>> start INPUT FOR THIS TASK

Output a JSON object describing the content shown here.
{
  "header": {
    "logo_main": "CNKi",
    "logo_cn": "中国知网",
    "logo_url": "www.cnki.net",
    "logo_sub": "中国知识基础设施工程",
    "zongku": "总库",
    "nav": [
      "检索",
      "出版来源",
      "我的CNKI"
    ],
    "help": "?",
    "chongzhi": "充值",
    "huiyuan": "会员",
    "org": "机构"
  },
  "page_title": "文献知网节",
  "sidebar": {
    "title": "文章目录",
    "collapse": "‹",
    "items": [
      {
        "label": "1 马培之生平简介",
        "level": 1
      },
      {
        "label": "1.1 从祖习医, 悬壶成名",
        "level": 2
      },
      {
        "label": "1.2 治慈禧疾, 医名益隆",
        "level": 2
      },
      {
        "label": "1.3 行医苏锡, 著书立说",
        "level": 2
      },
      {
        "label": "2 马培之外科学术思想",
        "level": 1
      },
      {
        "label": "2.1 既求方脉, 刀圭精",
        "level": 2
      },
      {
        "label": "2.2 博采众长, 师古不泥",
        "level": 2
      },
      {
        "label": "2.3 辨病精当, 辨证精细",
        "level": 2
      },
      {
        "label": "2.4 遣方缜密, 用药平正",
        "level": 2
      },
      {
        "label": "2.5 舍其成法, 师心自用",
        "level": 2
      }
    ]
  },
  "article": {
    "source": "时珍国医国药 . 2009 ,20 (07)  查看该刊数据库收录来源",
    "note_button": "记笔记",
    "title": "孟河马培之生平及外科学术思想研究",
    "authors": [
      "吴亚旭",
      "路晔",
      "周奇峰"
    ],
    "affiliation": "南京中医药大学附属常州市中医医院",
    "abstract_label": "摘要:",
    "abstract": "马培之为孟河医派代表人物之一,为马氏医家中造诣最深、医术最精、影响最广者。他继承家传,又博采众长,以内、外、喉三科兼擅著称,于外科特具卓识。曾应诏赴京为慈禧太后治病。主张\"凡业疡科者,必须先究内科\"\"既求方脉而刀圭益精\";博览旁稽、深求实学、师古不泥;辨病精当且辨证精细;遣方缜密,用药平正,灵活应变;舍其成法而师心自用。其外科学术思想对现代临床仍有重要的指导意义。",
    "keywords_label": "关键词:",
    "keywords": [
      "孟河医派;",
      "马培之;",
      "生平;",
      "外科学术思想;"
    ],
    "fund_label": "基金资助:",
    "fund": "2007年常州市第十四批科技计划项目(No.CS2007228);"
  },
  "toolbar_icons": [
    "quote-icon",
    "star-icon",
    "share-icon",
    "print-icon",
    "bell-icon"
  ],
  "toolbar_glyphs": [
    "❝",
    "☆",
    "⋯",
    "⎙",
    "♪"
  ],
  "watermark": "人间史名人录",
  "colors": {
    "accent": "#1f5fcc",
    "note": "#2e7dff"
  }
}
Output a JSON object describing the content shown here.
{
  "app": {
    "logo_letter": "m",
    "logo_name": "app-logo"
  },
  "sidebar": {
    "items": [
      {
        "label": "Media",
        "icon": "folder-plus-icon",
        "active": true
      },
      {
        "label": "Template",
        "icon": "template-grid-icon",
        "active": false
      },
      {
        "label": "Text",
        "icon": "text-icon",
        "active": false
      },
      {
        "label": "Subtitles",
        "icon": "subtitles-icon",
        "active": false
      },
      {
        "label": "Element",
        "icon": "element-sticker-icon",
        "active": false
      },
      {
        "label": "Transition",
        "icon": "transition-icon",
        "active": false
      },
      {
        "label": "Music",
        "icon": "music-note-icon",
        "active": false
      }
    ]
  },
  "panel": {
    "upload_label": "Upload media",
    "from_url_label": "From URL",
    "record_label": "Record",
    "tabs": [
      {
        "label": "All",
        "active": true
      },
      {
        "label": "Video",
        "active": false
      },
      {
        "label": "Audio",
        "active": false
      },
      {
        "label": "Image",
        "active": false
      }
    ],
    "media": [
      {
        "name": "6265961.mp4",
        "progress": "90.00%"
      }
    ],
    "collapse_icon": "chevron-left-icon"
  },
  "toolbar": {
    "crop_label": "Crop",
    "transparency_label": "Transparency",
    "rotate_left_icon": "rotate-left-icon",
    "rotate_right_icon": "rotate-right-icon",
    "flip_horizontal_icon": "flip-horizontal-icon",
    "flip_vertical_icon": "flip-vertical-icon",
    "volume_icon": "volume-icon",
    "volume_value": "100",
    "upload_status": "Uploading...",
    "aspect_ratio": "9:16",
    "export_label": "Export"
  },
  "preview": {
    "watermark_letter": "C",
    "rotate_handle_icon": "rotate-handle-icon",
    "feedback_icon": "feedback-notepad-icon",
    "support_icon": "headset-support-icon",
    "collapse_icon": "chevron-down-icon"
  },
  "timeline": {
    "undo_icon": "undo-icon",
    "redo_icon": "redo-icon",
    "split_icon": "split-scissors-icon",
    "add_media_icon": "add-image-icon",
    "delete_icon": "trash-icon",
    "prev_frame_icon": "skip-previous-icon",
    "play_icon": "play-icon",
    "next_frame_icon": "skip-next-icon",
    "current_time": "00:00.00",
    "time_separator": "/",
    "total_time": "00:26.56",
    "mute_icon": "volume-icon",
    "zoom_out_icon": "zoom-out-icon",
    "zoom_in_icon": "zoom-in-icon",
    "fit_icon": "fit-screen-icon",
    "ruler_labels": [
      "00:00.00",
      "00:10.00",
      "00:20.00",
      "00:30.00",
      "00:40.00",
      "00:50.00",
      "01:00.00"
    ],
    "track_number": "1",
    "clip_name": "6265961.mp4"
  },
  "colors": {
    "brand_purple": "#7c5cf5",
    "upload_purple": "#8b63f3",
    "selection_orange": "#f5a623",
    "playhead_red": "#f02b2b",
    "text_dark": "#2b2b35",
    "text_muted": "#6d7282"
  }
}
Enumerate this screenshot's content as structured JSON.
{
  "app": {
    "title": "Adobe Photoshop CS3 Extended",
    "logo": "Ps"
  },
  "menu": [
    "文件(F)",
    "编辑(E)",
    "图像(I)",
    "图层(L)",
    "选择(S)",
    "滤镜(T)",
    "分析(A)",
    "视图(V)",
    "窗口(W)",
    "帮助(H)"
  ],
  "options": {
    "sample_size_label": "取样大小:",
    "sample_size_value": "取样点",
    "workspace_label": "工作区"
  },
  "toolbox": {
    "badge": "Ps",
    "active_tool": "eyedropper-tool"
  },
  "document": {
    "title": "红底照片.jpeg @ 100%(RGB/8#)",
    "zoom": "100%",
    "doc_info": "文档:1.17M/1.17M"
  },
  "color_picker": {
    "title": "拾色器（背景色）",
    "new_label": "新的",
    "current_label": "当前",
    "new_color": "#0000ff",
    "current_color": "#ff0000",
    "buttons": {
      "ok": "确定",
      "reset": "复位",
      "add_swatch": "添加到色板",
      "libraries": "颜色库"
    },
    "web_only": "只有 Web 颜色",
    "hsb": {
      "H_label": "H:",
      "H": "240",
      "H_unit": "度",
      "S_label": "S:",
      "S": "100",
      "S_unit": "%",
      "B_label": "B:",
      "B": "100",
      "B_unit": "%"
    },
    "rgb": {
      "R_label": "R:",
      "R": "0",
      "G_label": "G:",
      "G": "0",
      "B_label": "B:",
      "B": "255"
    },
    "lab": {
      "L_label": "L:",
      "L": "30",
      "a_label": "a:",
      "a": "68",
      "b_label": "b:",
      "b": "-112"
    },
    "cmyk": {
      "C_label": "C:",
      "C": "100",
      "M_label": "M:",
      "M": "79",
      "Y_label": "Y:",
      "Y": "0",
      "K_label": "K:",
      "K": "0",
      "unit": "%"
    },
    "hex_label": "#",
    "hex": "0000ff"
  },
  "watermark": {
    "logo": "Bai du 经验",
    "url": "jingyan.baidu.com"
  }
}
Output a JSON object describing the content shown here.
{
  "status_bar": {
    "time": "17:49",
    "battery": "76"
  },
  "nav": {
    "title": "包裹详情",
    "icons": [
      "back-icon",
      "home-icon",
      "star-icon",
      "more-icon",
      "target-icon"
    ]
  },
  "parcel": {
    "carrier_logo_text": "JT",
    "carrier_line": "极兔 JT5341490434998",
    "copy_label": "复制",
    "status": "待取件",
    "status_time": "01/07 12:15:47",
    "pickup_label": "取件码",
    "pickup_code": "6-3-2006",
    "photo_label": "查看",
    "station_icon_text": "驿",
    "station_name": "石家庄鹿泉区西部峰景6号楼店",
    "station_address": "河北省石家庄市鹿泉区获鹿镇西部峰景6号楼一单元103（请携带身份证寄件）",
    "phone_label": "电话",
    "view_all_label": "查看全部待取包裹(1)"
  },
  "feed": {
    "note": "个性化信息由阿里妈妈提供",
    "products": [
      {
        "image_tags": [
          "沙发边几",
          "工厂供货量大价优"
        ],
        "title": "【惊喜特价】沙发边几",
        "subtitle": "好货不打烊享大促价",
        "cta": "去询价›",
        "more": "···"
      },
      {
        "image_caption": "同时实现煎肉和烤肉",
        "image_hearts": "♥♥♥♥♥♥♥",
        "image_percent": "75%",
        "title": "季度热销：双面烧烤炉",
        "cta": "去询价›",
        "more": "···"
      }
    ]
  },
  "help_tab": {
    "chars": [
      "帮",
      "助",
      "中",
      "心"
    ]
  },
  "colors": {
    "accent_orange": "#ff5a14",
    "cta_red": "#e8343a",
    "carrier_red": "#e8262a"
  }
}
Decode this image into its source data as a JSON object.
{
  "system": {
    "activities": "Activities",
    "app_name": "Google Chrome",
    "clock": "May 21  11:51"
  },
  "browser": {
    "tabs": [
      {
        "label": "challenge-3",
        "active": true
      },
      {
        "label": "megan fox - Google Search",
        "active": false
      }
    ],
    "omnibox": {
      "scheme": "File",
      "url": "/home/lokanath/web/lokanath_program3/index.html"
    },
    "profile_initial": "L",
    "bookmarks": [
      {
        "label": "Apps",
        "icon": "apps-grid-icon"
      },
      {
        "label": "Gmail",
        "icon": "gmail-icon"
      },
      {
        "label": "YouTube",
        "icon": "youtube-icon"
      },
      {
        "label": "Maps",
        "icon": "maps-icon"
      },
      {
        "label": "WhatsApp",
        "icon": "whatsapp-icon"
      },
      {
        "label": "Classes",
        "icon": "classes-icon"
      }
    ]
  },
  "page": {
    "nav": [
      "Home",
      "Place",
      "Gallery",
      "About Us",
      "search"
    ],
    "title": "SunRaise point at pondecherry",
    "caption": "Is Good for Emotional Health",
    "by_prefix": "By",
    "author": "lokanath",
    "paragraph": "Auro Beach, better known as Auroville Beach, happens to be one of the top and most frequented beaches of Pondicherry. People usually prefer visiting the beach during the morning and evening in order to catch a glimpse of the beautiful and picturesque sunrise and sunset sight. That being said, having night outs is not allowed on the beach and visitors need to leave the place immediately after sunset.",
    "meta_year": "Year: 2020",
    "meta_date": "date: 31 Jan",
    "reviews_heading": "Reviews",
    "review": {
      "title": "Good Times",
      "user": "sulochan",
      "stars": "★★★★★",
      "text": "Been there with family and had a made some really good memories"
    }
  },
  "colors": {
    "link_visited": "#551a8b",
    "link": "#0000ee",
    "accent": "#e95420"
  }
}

>> end INPUT FOR THIS TASK

WHAT YOU HAVE TO DO: Gather every line from the entries above where the word "grid" appears, and copy them.

TASK OUTPUT:
        "icon": "template-grid-icon",
        "icon": "apps-grid-icon"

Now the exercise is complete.